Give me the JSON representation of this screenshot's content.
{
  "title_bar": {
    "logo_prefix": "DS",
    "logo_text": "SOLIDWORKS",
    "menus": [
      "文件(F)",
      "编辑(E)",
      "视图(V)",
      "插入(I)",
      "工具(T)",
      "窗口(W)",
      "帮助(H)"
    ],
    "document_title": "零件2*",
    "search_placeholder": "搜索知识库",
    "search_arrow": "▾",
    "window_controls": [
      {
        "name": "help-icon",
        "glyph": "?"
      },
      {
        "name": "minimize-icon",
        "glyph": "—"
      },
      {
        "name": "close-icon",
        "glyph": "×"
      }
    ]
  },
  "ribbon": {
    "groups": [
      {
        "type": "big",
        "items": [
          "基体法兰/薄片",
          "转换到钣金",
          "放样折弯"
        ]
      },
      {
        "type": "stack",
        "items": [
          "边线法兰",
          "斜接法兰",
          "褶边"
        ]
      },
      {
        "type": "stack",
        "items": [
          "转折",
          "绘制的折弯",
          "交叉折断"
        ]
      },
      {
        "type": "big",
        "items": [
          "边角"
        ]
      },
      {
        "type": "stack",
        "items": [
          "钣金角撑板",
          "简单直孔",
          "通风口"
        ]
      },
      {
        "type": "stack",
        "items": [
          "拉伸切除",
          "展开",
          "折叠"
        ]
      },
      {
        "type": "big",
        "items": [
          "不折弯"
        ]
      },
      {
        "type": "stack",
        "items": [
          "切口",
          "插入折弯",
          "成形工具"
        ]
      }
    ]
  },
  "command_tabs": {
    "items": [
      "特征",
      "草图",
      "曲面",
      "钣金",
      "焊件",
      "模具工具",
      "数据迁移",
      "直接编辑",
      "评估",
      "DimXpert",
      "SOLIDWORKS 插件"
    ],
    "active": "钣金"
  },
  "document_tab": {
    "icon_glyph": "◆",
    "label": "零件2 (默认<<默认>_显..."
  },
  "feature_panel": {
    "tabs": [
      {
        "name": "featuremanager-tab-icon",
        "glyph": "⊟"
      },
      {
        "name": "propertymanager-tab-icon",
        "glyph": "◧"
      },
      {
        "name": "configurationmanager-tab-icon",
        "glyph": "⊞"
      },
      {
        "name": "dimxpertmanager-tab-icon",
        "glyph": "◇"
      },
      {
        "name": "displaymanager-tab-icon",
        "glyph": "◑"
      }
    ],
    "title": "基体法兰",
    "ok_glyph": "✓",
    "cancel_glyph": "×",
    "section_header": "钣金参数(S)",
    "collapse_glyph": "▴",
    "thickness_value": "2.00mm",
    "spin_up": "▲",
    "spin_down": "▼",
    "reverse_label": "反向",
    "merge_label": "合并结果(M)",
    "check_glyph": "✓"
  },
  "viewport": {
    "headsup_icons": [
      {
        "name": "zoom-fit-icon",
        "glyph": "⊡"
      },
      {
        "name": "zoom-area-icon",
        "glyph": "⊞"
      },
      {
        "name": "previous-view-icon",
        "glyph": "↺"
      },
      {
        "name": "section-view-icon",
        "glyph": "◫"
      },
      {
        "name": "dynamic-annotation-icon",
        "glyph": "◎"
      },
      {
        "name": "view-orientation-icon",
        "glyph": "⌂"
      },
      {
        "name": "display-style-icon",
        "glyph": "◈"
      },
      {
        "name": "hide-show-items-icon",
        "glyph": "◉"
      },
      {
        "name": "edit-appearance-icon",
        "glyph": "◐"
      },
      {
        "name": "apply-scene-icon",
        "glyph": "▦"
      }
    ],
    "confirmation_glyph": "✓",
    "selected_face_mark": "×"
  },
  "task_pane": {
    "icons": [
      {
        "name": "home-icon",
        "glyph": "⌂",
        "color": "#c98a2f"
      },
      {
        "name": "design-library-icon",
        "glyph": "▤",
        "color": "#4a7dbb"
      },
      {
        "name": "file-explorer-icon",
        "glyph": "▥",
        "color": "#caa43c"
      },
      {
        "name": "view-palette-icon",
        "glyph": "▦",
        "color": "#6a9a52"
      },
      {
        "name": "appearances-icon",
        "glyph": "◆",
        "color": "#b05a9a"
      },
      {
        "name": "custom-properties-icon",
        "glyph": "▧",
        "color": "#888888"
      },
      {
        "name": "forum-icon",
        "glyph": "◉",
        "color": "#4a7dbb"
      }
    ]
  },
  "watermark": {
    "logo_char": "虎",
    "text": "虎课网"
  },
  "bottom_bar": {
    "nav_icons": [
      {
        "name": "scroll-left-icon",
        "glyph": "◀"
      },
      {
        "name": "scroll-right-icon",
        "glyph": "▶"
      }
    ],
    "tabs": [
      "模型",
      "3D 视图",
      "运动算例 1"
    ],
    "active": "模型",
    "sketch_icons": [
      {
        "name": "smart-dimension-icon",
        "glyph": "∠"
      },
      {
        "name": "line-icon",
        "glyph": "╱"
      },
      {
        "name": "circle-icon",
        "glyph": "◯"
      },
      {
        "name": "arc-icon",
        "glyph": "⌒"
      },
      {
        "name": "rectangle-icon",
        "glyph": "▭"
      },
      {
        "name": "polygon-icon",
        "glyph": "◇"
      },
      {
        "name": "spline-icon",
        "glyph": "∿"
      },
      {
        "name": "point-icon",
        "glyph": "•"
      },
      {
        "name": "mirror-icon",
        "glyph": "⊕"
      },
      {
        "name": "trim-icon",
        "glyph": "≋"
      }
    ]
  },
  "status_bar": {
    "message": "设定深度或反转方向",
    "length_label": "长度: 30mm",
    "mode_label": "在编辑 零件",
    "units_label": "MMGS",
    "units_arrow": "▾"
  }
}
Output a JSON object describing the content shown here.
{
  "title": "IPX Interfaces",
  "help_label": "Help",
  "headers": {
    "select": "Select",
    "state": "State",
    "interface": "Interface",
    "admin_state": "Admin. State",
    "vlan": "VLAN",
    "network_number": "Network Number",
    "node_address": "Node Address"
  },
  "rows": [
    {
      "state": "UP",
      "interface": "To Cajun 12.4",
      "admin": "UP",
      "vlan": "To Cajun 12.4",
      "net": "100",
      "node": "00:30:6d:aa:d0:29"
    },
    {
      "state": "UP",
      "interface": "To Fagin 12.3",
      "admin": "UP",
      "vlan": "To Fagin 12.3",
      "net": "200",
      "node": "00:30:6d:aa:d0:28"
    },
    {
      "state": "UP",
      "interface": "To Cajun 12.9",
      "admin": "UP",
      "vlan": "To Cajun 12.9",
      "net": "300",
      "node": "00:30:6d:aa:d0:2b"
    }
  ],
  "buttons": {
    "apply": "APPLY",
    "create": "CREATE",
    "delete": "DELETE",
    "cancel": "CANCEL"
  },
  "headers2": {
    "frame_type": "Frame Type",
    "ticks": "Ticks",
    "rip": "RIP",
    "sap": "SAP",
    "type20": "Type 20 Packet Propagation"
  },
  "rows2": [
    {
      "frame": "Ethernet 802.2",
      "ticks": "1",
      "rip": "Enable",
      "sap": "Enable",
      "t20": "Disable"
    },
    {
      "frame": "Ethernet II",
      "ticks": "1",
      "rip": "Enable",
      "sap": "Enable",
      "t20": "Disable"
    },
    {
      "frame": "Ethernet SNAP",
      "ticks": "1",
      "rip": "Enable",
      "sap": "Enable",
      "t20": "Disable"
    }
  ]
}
▬▬▬▬▬▬▬▬▬▬
Requirements: Please restate the records in full, word for word.

Final result:
Give me the JSON representation of this screenshot's content.
{
  "title_bar": {
    "logo_prefix": "DS",
    "logo_text": "SOLIDWORKS",
    "menus": [
      "文件(F)",
      "编辑(E)",
      "视图(V)",
      "插入(I)",
      "工具(T)",
      "窗口(W)",
      "帮助(H)"
    ],
    "document_title": "零件2*",
    "search_placeholder": "搜索知识库",
    "search_arrow": "▾",
    "window_controls": [
      {
        "name": "help-icon",
        "glyph": "?"
      },
      {
        "name": "minimize-icon",
        "glyph": "—"
      },
      {
        "name": "close-icon",
        "glyph": "×"
      }
    ]
  },
  "ribbon": {
    "groups": [
      {
        "type": "big",
        "items": [
          "基体法兰/薄片",
          "转换到钣金",
          "放样折弯"
        ]
      },
      {
        "type": "stack",
        "items": [
          "边线法兰",
          "斜接法兰",
          "褶边"
        ]
      },
      {
        "type": "stack",
        "items": [
          "转折",
          "绘制的折弯",
          "交叉折断"
        ]
      },
      {
        "type": "big",
        "items": [
          "边角"
        ]
      },
      {
        "type": "stack",
        "items": [
          "钣金角撑板",
          "简单直孔",
          "通风口"
        ]
      },
      {
        "type": "stack",
        "items": [
          "拉伸切除",
          "展开",
          "折叠"
        ]
      },
      {
        "type": "big",
        "items": [
          "不折弯"
        ]
      },
      {
        "type": "stack",
        "items": [
          "切口",
          "插入折弯",
          "成形工具"
        ]
      }
    ]
  },
  "command_tabs": {
    "items": [
      "特征",
      "草图",
      "曲面",
      "钣金",
      "焊件",
      "模具工具",
      "数据迁移",
      "直接编辑",
      "评估",
      "DimXpert",
      "SOLIDWORKS 插件"
    ],
    "active": "钣金"
  },
  "document_tab": {
    "icon_glyph": "◆",
    "label": "零件2 (默认<<默认>_显..."
  },
  "feature_panel": {
    "tabs": [
      {
        "name": "featuremanager-tab-icon",
        "glyph": "⊟"
      },
      {
        "name": "propertymanager-tab-icon",
        "glyph": "◧"
      },
      {
        "name": "configurationmanager-tab-icon",
        "glyph": "⊞"
      },
      {
        "name": "dimxpertmanager-tab-icon",
        "glyph": "◇"
      },
      {
        "name": "displaymanager-tab-icon",
        "glyph": "◑"
      }
    ],
    "title": "基体法兰",
    "ok_glyph": "✓",
    "cancel_glyph": "×",
    "section_header": "钣金参数(S)",
    "collapse_glyph": "▴",
    "thickness_value": "2.00mm",
    "spin_up": "▲",
    "spin_down": "▼",
    "reverse_label": "反向",
    "merge_label": "合并结果(M)",
    "check_glyph": "✓"
  },
  "viewport": {
    "headsup_icons": [
      {
        "name": "zoom-fit-icon",
        "glyph": "⊡"
      },
      {
        "name": "zoom-area-icon",
        "glyph": "⊞"
      },
      {
        "name": "previous-view-icon",
        "glyph": "↺"
      },
      {
        "name": "section-view-icon",
        "glyph": "◫"
      },
      {
        "name": "dynamic-annotation-icon",
        "glyph": "◎"
      },
      {
        "name": "view-orientation-icon",
        "glyph": "⌂"
      },
      {
        "name": "display-style-icon",
        "glyph": "◈"
      },
      {
        "name": "hide-show-items-icon",
        "glyph": "◉"
      },
      {
        "name": "edit-appearance-icon",
        "glyph": "◐"
      },
      {
        "name": "apply-scene-icon",
        "glyph": "▦"
      }
    ],
    "confirmation_glyph": "✓",
    "selected_face_mark": "×"
  },
  "task_pane": {
    "icons": [
      {
        "name": "home-icon",
        "glyph": "⌂",
        "color": "#c98a2f"
      },
      {
        "name": "design-library-icon",
        "glyph": "▤",
        "color": "#4a7dbb"
      },
      {
        "name": "file-explorer-icon",
        "glyph": "▥",
        "color": "#caa43c"
      },
      {
        "name": "view-palette-icon",
        "glyph": "▦",
        "color": "#6a9a52"
      },
      {
        "name": "appearances-icon",
        "glyph": "◆",
        "color": "#b05a9a"
      },
      {
        "name": "custom-properties-icon",
        "glyph": "▧",
        "color": "#888888"
      },
      {
        "name": "forum-icon",
        "glyph": "◉",
        "color": "#4a7dbb"
      }
    ]
  },
  "watermark": {
    "logo_char": "虎",
    "text": "虎课网"
  },
  "bottom_bar": {
    "nav_icons": [
      {
        "name": "scroll-left-icon",
        "glyph": "◀"
      },
      {
        "name": "scroll-right-icon",
        "glyph": "▶"
      }
    ],
    "tabs": [
      "模型",
      "3D 视图",
      "运动算例 1"
    ],
    "active": "模型",
    "sketch_icons": [
      {
        "name": "smart-dimension-icon",
        "glyph": "∠"
      },
      {
        "name": "line-icon",
        "glyph": "╱"
      },
      {
        "name": "circle-icon",
        "glyph": "◯"
      },
      {
        "name": "arc-icon",
        "glyph": "⌒"
      },
      {
        "name": "rectangle-icon",
        "glyph": "▭"
      },
      {
        "name": "polygon-icon",
        "glyph": "◇"
      },
      {
        "name": "spline-icon",
        "glyph": "∿"
      },
      {
        "name": "point-icon",
        "glyph": "•"
      },
      {
        "name": "mirror-icon",
        "glyph": "⊕"
      },
      {
        "name": "trim-icon",
        "glyph": "≋"
      }
    ]
  },
  "status_bar": {
    "message": "设定深度或反转方向",
    "length_label": "长度: 30mm",
    "mode_label": "在编辑 零件",
    "units_label": "MMGS",
    "units_arrow": "▾"
  }
}
Output a JSON object describing the content shown here.
{
  "title": "IPX Interfaces",
  "help_label": "Help",
  "headers": {
    "select": "Select",
    "state": "State",
    "interface": "Interface",
    "admin_state": "Admin. State",
    "vlan": "VLAN",
    "network_number": "Network Number",
    "node_address": "Node Address"
  },
  "rows": [
    {
      "state": "UP",
      "interface": "To Cajun 12.4",
      "admin": "UP",
      "vlan": "To Cajun 12.4",
      "net": "100",
      "node": "00:30:6d:aa:d0:29"
    },
    {
      "state": "UP",
      "interface": "To Fagin 12.3",
      "admin": "UP",
      "vlan": "To Fagin 12.3",
      "net": "200",
      "node": "00:30:6d:aa:d0:28"
    },
    {
      "state": "UP",
      "interface": "To Cajun 12.9",
      "admin": "UP",
      "vlan": "To Cajun 12.9",
      "net": "300",
      "node": "00:30:6d:aa:d0:2b"
    }
  ],
  "buttons": {
    "apply": "APPLY",
    "create": "CREATE",
    "delete": "DELETE",
    "cancel": "CANCEL"
  },
  "headers2": {
    "frame_type": "Frame Type",
    "ticks": "Ticks",
    "rip": "RIP",
    "sap": "SAP",
    "type20": "Type 20 Packet Propagation"
  },
  "rows2": [
    {
      "frame": "Ethernet 802.2",
      "ticks": "1",
      "rip": "Enable",
      "sap": "Enable",
      "t20": "Disable"
    },
    {
      "frame": "Ethernet II",
      "ticks": "1",
      "rip": "Enable",
      "sap": "Enable",
      "t20": "Disable"
    },
    {
      "frame": "Ethernet SNAP",
      "ticks": "1",
      "rip": "Enable",
      "sap": "Enable",
      "t20": "Disable"
    }
  ]
}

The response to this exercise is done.